## GOAL
From the records, pick out and copy each line containing "Column".

## DATA SHOWN
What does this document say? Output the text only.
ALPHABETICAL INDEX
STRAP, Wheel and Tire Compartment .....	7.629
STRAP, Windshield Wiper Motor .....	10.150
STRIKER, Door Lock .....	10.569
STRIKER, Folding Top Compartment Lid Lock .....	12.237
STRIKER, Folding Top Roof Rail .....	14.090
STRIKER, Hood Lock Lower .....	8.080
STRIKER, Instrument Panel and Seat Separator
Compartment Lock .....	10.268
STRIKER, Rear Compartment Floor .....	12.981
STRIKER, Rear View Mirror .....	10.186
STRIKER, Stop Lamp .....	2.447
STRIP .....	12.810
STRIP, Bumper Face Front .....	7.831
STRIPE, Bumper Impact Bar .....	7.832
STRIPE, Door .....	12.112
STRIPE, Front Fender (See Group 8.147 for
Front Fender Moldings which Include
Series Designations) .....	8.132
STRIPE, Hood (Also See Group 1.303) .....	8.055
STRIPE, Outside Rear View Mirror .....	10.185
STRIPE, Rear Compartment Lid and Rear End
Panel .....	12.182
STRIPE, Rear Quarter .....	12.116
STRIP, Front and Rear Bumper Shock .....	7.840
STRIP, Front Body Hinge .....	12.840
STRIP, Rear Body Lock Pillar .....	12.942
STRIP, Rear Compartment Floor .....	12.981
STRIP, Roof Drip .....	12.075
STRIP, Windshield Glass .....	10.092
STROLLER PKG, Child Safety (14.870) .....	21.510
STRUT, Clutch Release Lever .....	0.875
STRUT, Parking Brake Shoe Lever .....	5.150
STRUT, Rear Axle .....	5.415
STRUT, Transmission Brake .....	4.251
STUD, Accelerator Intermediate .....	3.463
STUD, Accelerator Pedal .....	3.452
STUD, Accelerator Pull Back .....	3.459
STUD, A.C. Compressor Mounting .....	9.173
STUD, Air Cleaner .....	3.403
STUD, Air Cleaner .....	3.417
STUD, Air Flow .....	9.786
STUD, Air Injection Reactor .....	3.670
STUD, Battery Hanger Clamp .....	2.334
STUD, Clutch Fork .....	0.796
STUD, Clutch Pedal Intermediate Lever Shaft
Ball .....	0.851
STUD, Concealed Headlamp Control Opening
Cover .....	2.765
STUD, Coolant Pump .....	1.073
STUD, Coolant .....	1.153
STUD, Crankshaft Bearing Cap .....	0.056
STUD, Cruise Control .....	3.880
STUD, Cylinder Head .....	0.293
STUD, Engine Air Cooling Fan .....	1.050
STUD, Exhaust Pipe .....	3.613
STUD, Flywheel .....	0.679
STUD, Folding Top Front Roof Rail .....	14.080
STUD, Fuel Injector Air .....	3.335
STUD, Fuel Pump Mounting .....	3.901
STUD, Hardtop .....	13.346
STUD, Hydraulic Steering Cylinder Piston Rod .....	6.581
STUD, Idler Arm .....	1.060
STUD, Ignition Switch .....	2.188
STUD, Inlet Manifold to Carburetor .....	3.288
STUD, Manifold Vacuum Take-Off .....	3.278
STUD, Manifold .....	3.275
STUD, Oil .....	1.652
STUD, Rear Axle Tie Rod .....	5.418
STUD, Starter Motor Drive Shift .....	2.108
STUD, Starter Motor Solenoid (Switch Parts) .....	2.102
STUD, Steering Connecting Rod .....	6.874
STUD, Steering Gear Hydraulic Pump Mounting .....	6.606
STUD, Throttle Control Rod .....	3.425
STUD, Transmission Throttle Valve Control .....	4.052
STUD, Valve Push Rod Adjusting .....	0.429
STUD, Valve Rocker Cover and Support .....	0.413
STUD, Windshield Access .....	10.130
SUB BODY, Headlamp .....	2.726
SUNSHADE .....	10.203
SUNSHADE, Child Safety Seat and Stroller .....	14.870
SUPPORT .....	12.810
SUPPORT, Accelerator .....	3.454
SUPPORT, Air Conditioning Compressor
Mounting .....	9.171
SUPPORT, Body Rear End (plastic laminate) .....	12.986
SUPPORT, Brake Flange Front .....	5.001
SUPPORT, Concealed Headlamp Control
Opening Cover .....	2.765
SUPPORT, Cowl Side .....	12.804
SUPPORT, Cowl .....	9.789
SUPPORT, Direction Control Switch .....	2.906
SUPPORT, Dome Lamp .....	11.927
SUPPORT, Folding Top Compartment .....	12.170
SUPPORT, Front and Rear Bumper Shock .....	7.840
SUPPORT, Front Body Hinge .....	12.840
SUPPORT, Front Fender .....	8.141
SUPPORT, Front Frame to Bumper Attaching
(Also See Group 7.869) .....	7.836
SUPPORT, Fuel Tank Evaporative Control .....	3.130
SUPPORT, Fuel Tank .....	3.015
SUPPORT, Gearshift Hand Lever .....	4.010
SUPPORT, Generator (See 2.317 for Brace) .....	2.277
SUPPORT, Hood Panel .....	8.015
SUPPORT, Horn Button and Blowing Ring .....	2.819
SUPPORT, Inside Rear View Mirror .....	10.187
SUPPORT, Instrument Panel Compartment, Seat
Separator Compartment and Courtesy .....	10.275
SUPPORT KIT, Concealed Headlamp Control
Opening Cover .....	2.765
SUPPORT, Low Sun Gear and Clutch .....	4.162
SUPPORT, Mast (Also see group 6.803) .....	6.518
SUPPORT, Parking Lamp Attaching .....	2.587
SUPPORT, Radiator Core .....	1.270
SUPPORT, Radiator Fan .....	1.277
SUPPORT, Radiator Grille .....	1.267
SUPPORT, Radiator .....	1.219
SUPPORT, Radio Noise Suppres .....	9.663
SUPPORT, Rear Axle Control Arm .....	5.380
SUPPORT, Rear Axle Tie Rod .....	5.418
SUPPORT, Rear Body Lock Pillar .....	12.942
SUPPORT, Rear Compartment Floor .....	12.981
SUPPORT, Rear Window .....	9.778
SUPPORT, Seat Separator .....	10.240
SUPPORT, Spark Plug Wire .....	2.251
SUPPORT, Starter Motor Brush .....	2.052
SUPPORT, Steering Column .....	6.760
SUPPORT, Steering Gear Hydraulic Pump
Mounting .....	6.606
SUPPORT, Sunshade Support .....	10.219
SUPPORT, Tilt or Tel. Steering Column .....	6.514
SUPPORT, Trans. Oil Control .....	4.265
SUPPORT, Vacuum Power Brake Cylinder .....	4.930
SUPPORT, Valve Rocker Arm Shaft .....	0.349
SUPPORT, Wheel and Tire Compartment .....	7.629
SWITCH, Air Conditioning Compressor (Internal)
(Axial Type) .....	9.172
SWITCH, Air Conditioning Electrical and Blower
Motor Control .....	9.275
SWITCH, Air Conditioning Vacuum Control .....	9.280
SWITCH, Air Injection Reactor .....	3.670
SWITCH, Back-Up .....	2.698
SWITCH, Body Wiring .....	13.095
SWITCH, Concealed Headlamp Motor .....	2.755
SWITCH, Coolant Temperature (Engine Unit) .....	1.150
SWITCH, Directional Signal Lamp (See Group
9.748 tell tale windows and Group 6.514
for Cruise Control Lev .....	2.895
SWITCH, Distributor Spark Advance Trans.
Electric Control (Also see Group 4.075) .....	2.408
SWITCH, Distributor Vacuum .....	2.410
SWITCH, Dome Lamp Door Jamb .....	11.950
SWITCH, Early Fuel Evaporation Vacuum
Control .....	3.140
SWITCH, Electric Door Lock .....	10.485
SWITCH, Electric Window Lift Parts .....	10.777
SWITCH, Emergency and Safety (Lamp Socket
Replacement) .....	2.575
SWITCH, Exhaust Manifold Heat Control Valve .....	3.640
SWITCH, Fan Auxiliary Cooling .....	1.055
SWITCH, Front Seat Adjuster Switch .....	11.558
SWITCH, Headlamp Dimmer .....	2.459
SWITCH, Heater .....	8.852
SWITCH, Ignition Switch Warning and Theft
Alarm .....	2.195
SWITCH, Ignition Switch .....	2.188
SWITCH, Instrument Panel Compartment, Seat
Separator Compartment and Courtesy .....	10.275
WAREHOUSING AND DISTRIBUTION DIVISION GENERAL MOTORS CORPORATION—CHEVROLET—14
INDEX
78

## ANSWER FOR THIS EXERCISE
SUPPORT, Steering Column .....	6.760
SUPPORT, Tilt or Tel. Steering Column .....	6.514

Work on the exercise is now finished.